* [Short problem]:
Return the lines below that carry the word "Body".
● ● ● ● ●
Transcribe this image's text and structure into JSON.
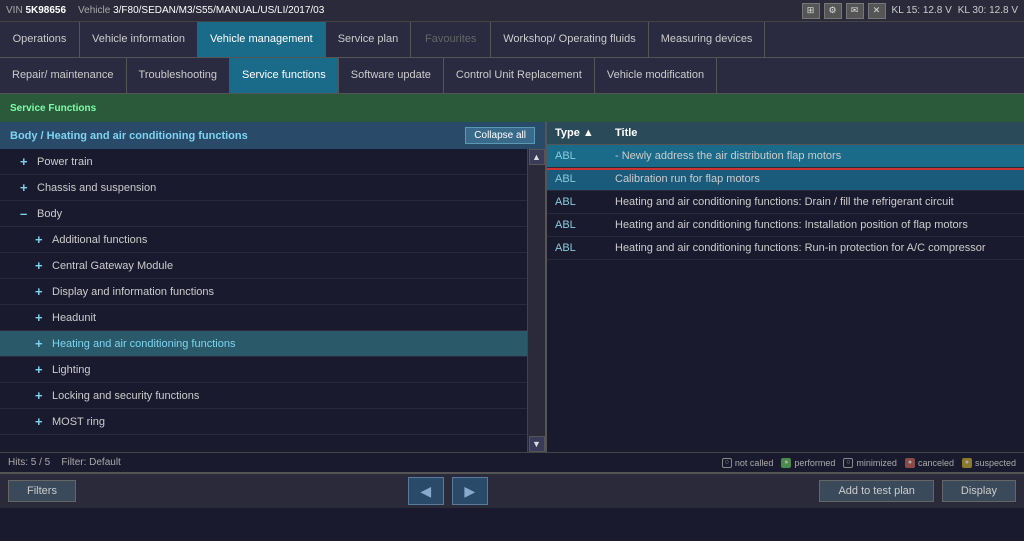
{
  "topbar": {
    "vin_label": "VIN",
    "vin_value": "5K98656",
    "vehicle_label": "Vehicle",
    "vehicle_value": "3/F80/SEDAN/M3/S55/MANUAL/US/LI/2017/03",
    "kl15": "KL 15:  12.8 V",
    "kl30": "KL 30:  12.8 V"
  },
  "nav_row1": {
    "items": [
      {
        "label": "Operations",
        "active": false
      },
      {
        "label": "Vehicle information",
        "active": false
      },
      {
        "label": "Vehicle management",
        "active": true
      },
      {
        "label": "Service plan",
        "active": false
      },
      {
        "label": "Favourites",
        "active": false
      },
      {
        "label": "Workshop/ Operating fluids",
        "active": false
      },
      {
        "label": "Measuring devices",
        "active": false
      }
    ]
  },
  "nav_row2": {
    "items": [
      {
        "label": "Repair/ maintenance",
        "active": false
      },
      {
        "label": "Troubleshooting",
        "active": false
      },
      {
        "label": "Service functions",
        "active": true
      },
      {
        "label": "Software update",
        "active": false
      },
      {
        "label": "Control Unit Replacement",
        "active": false
      },
      {
        "label": "Vehicle modification",
        "active": false
      }
    ]
  },
  "service_tab": {
    "label": "Service Functions"
  },
  "left_panel": {
    "header": "Body / Heating and air conditioning functions",
    "collapse_btn": "Collapse all",
    "tree": [
      {
        "level": 1,
        "icon": "+",
        "label": "Power train",
        "selected": false
      },
      {
        "level": 1,
        "icon": "+",
        "label": "Chassis and suspension",
        "selected": false
      },
      {
        "level": 1,
        "icon": "–",
        "label": "Body",
        "selected": false
      },
      {
        "level": 2,
        "icon": "+",
        "label": "Additional functions",
        "selected": false
      },
      {
        "level": 2,
        "icon": "+",
        "label": "Central Gateway Module",
        "selected": false
      },
      {
        "level": 2,
        "icon": "+",
        "label": "Display and information functions",
        "selected": false
      },
      {
        "level": 2,
        "icon": "+",
        "label": "Headunit",
        "selected": false
      },
      {
        "level": 2,
        "icon": "+",
        "label": "Heating and air conditioning functions",
        "selected": true
      },
      {
        "level": 2,
        "icon": "+",
        "label": "Lighting",
        "selected": false
      },
      {
        "level": 2,
        "icon": "+",
        "label": "Locking and security functions",
        "selected": false
      },
      {
        "level": 2,
        "icon": "+",
        "label": "MOST ring",
        "selected": false
      }
    ]
  },
  "right_panel": {
    "col_type": "Type ▲",
    "col_title": "Title",
    "rows": [
      {
        "type": "ABL",
        "title": "- Newly address the air distribution flap motors",
        "highlighted": true,
        "selected": true
      },
      {
        "type": "ABL",
        "title": "Calibration run for flap motors",
        "highlighted": true,
        "selected": false
      },
      {
        "type": "ABL",
        "title": "Heating and air conditioning functions: Drain / fill the refrigerant circuit",
        "highlighted": false,
        "selected": false
      },
      {
        "type": "ABL",
        "title": "Heating and air conditioning functions: Installation position of flap motors",
        "highlighted": false,
        "selected": false
      },
      {
        "type": "ABL",
        "title": "Heating and air conditioning functions: Run-in protection for A/C compressor",
        "highlighted": false,
        "selected": false
      }
    ]
  },
  "status_bar": {
    "hits": "Hits: 5 / 5",
    "filter": "Filter: Default",
    "legend": [
      {
        "symbol": "○",
        "label": "not called"
      },
      {
        "symbol": "●",
        "label": "performed"
      },
      {
        "symbol": "○",
        "label": "minimized"
      },
      {
        "symbol": "●",
        "label": "canceled"
      },
      {
        "symbol": "●",
        "label": "suspected"
      }
    ]
  },
  "bottom_bar": {
    "filters_btn": "Filters",
    "add_btn": "Add to test plan",
    "display_btn": "Display"
  }
}
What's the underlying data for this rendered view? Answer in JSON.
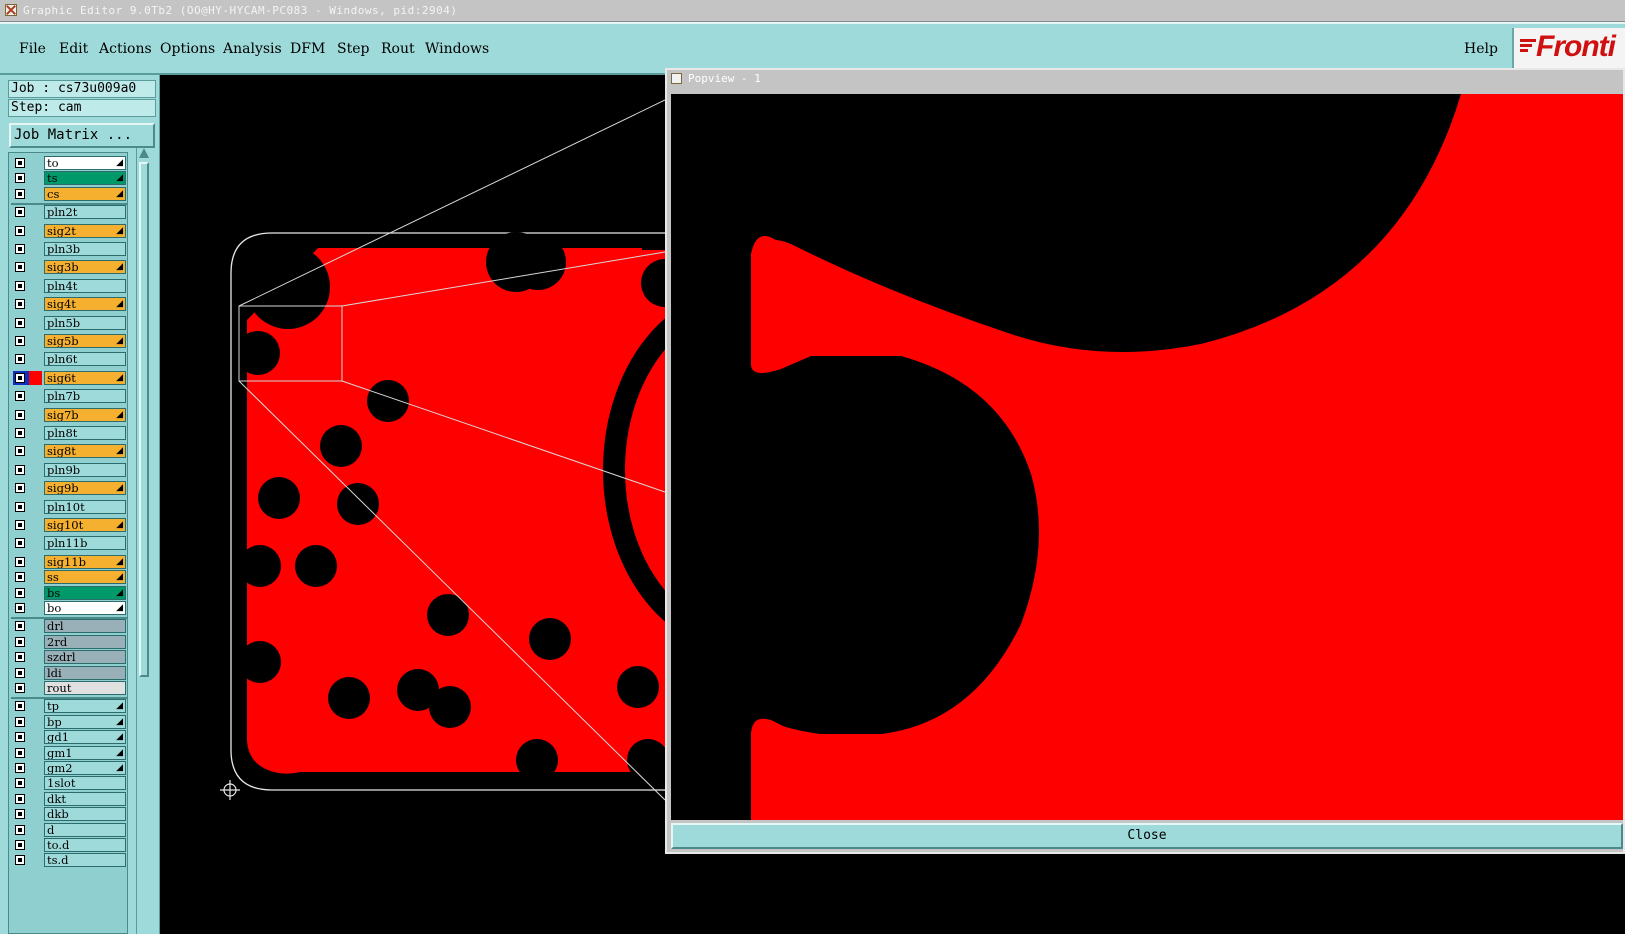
{
  "window": {
    "title": "Graphic Editor 9.0Tb2 (OO@HY-HYCAM-PC083 - Windows, pid:2904)"
  },
  "menu": {
    "items": [
      {
        "label": "File"
      },
      {
        "label": "Edit"
      },
      {
        "label": "Actions"
      },
      {
        "label": "Options"
      },
      {
        "label": "Analysis"
      },
      {
        "label": "DFM"
      },
      {
        "label": "Step"
      },
      {
        "label": "Rout"
      },
      {
        "label": "Windows"
      }
    ],
    "help": "Help",
    "logo": "Fronti"
  },
  "job": {
    "job_label": "Job : cs73u009a0",
    "step_label": "Step: cam",
    "matrix_button": "Job Matrix ..."
  },
  "layers": [
    {
      "name": "to",
      "color": "#ffffff",
      "arrow": true
    },
    {
      "name": "ts",
      "color": "#009a6a",
      "arrow": true
    },
    {
      "name": "cs",
      "color": "#f5b030",
      "arrow": true
    },
    {
      "name": "pln2t",
      "color": "#9fdada",
      "arrow": false
    },
    {
      "name": "sig2t",
      "color": "#f5b030",
      "arrow": true
    },
    {
      "name": "pln3b",
      "color": "#9fdada",
      "arrow": false
    },
    {
      "name": "sig3b",
      "color": "#f5b030",
      "arrow": true
    },
    {
      "name": "pln4t",
      "color": "#9fdada",
      "arrow": false
    },
    {
      "name": "sig4t",
      "color": "#f5b030",
      "arrow": true
    },
    {
      "name": "pln5b",
      "color": "#9fdada",
      "arrow": false
    },
    {
      "name": "sig5b",
      "color": "#f5b030",
      "arrow": true
    },
    {
      "name": "pln6t",
      "color": "#9fdada",
      "arrow": false
    },
    {
      "name": "sig6t",
      "color": "#f5b030",
      "arrow": true,
      "active": true
    },
    {
      "name": "pln7b",
      "color": "#9fdada",
      "arrow": false
    },
    {
      "name": "sig7b",
      "color": "#f5b030",
      "arrow": true
    },
    {
      "name": "pln8t",
      "color": "#9fdada",
      "arrow": false
    },
    {
      "name": "sig8t",
      "color": "#f5b030",
      "arrow": true
    },
    {
      "name": "pln9b",
      "color": "#9fdada",
      "arrow": false
    },
    {
      "name": "sig9b",
      "color": "#f5b030",
      "arrow": true
    },
    {
      "name": "pln10t",
      "color": "#9fdada",
      "arrow": false
    },
    {
      "name": "sig10t",
      "color": "#f5b030",
      "arrow": true
    },
    {
      "name": "pln11b",
      "color": "#9fdada",
      "arrow": false
    },
    {
      "name": "sig11b",
      "color": "#f5b030",
      "arrow": true
    },
    {
      "name": "ss",
      "color": "#f5b030",
      "arrow": true
    },
    {
      "name": "bs",
      "color": "#009a6a",
      "arrow": true
    },
    {
      "name": "bo",
      "color": "#ffffff",
      "arrow": true
    },
    {
      "name": "drl",
      "color": "#9ab0b8",
      "arrow": false
    },
    {
      "name": "2rd",
      "color": "#9ab0b8",
      "arrow": false
    },
    {
      "name": "szdrl",
      "color": "#9ab0b8",
      "arrow": false
    },
    {
      "name": "ldi",
      "color": "#9ab0b8",
      "arrow": false
    },
    {
      "name": "rout",
      "color": "#e0e0e0",
      "arrow": false
    },
    {
      "name": "tp",
      "color": "#9fdada",
      "arrow": true
    },
    {
      "name": "bp",
      "color": "#9fdada",
      "arrow": true
    },
    {
      "name": "gd1",
      "color": "#9fdada",
      "arrow": true
    },
    {
      "name": "gm1",
      "color": "#9fdada",
      "arrow": true
    },
    {
      "name": "gm2",
      "color": "#9fdada",
      "arrow": true
    },
    {
      "name": "1slot",
      "color": "#9fdada",
      "arrow": false
    },
    {
      "name": "dkt",
      "color": "#9fdada",
      "arrow": false
    },
    {
      "name": "dkb",
      "color": "#9fdada",
      "arrow": false
    },
    {
      "name": "d",
      "color": "#9fdada",
      "arrow": false
    },
    {
      "name": "to.d",
      "color": "#9fdada",
      "arrow": false
    },
    {
      "name": "ts.d",
      "color": "#9fdada",
      "arrow": false
    }
  ],
  "popview": {
    "title": "Popview - 1",
    "close_button": "Close"
  },
  "colors": {
    "copper": "#ff0000",
    "panel": "#9fdada",
    "background": "#000000",
    "accent_logo": "#d01010"
  }
}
● ● ● ● ●
* [Expected answer]:
    "header": "Body / Heating and air conditioning functions",
        "label": "Body",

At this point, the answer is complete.